* Document section
Reputation: 1290
I've read through the Python argparse documentation several times and must be missing something huge. I'm trying to add a makefile like syntax onto my cli tool, but despite the --help
flag showing me the expected behavior the execution of it errors out:
test.py
import argparse
import os
def main():
parser = argparse.ArgumentParser()
subparsers = parser.add_subparsers()
make_subparser = subparsers.add_parser("make")
make_subparser.add_argument("update", action="store_false", help="Runs all make targets")
make_subparser.add_argument("clean", action="store_false", help="Cleans up everything done previously")
args = parser.parse_args()
if args.update:
os.system("touch test.txt")
elif args.clean:
os.system("rm test.txt")
else:
print("Bad args, see: python test.py make --help.")
if __name__ == "__main__":
main()
Then in my terminal:
$> python test.py make --help
usage: test.py make [-h]
positional arguments:
update Runs all make targets
$> python test.py make update
usage: test.py [-h] {make} ...
test.py: error: unrecognized arguments: update
$> # this should make a file
$>
$> python test.py make clean
usage: test.py [-h] {make} ...
test.py: error: unrecognized arguments: clean
$> # this should delete the file
This works fine if I swap out the action="store_false"
for action="store_true"
, but there's a dozen make commands so I only want to run the one that the user adds in the cli, if they try to enter any more it should exit.

* Exercise data

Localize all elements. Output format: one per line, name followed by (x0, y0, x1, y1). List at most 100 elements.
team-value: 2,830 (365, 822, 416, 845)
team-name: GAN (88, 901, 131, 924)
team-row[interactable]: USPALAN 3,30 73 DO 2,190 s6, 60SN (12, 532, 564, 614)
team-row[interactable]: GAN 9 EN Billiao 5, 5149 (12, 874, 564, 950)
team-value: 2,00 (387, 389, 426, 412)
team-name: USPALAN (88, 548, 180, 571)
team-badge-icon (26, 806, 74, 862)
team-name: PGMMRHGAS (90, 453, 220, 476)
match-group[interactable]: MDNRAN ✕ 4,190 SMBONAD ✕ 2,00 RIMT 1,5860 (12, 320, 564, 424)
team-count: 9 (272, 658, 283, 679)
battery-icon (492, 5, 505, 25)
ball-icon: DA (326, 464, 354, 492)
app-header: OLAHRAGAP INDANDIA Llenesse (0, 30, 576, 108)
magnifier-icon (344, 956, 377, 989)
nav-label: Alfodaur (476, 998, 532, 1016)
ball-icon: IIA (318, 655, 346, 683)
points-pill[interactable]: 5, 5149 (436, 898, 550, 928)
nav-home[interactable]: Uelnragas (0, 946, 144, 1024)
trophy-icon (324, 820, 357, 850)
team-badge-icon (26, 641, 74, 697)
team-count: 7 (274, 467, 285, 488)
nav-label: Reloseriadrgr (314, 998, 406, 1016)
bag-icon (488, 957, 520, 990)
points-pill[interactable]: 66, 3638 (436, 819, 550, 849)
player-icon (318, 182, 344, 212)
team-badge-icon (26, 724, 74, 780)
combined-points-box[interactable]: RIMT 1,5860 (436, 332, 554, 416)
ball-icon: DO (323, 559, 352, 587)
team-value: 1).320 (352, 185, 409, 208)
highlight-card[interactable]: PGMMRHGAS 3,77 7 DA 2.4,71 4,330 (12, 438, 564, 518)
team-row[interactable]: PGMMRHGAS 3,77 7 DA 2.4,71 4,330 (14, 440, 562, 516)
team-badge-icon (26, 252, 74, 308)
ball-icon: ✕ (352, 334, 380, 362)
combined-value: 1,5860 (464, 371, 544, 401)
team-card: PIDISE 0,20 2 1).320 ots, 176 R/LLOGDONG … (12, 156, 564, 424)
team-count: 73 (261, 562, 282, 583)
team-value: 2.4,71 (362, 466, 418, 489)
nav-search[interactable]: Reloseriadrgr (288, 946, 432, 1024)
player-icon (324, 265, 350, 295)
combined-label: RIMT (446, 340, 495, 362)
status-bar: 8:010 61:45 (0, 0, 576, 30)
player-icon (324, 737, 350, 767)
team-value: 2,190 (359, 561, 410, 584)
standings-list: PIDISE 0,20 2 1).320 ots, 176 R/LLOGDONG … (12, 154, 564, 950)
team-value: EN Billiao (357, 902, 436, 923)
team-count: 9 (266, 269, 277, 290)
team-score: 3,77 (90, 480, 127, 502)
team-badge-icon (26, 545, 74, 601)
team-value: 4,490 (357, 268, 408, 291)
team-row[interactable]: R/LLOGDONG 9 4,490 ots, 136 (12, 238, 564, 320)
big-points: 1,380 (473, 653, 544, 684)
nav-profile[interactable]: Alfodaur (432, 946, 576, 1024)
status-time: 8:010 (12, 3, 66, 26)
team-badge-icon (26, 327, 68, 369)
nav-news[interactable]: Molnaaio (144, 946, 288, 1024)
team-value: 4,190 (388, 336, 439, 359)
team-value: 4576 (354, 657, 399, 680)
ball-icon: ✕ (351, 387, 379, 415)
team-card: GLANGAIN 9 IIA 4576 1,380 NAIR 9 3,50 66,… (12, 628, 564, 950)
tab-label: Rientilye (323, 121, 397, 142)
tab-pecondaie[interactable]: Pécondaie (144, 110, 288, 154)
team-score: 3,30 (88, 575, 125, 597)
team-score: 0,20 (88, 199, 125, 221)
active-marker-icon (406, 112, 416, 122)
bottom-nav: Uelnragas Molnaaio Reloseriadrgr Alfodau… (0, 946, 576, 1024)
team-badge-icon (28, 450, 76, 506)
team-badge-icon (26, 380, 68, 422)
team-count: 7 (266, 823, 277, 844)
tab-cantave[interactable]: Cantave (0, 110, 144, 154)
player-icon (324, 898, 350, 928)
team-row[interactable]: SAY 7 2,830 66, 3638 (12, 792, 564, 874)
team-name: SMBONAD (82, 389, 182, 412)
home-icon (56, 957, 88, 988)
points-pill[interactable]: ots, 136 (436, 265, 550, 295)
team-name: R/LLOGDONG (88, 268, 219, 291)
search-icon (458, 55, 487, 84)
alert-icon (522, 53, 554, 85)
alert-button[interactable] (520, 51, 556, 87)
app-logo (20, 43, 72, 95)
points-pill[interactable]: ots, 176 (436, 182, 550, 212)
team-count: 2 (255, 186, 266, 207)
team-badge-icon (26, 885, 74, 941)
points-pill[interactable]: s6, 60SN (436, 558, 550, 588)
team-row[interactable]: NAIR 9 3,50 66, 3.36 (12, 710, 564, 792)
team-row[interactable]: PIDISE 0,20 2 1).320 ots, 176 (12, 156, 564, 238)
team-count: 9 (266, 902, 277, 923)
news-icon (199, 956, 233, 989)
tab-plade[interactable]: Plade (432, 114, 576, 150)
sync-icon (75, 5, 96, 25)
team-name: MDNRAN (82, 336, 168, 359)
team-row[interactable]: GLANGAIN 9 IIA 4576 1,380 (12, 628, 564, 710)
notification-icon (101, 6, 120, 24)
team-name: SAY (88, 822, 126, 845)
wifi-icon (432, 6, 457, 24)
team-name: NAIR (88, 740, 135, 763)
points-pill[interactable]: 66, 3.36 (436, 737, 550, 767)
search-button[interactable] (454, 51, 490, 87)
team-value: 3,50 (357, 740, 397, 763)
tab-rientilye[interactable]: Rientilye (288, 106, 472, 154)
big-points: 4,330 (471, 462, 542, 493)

* Task description
Please continue the post about the argparse make subcommand, starting right after its last sentence.

* Answer below
Upvotes: 1
Views: 489
Reputation: 530960
Instead of separate boolean flags, use single argument target
which allows a restricted set of values.
make_subparser.add_argument("target", choices=['update', 'clean'], help="Runs all make targets")
if args.target == "update":
...
elif args.target == "clean":
...
No else
is needed, because any attempt to pass something other than update
or clean
will cause an error in parse_args
, before args.target
ever gets set.
Upvotes: 1
Reputation: 545528
In the POSIX (and POSIX adjacent) world, boolean arguments are handled as flags which are passed via the command line as --argument
. What you want isn’t boolean arguments (and that isn’t how Make treats them either), it’s simply a variable number of positional arguments, i.e. having arity *
:
make_subparser.add_argument('targets', nargs='*')
This would be closest to how Make operates. However, from your command line it looks more like what you actually want is nested subcommands.